How many lines in the data below contain the string "letter"? Case counts. Reply with the number alone.

** BEGIN Listed entries **

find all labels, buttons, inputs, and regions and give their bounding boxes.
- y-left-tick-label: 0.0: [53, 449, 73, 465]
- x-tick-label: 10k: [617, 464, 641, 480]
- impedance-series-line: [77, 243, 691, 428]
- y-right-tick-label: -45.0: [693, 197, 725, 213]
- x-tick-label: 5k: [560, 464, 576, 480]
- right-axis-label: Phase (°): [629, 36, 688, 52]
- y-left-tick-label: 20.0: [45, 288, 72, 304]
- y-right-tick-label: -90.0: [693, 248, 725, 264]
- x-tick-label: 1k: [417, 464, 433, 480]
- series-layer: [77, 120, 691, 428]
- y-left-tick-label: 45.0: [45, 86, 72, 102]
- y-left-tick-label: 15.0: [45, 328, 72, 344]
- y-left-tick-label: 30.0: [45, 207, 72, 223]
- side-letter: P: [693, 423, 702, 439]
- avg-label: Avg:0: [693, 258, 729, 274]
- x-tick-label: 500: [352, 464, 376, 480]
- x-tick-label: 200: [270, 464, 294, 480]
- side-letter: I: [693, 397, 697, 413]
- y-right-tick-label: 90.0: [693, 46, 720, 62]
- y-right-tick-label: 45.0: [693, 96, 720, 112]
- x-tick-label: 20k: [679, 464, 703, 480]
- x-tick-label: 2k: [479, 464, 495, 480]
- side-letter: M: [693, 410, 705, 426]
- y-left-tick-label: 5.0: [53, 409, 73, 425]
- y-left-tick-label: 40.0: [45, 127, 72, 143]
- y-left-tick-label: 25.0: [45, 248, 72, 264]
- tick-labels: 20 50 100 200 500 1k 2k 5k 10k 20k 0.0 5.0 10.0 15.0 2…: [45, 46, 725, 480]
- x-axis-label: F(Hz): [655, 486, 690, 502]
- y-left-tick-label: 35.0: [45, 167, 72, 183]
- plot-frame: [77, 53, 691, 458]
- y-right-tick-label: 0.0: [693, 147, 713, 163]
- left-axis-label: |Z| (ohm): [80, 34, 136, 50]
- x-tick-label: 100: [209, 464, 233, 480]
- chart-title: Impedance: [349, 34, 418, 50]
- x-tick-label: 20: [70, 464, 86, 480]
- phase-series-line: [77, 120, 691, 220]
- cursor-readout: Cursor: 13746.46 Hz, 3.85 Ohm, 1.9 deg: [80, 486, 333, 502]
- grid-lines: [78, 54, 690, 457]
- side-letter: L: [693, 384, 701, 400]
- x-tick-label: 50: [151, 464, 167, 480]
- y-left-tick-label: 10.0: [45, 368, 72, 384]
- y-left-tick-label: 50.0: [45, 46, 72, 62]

** END Listed entries **

■ Task result:
4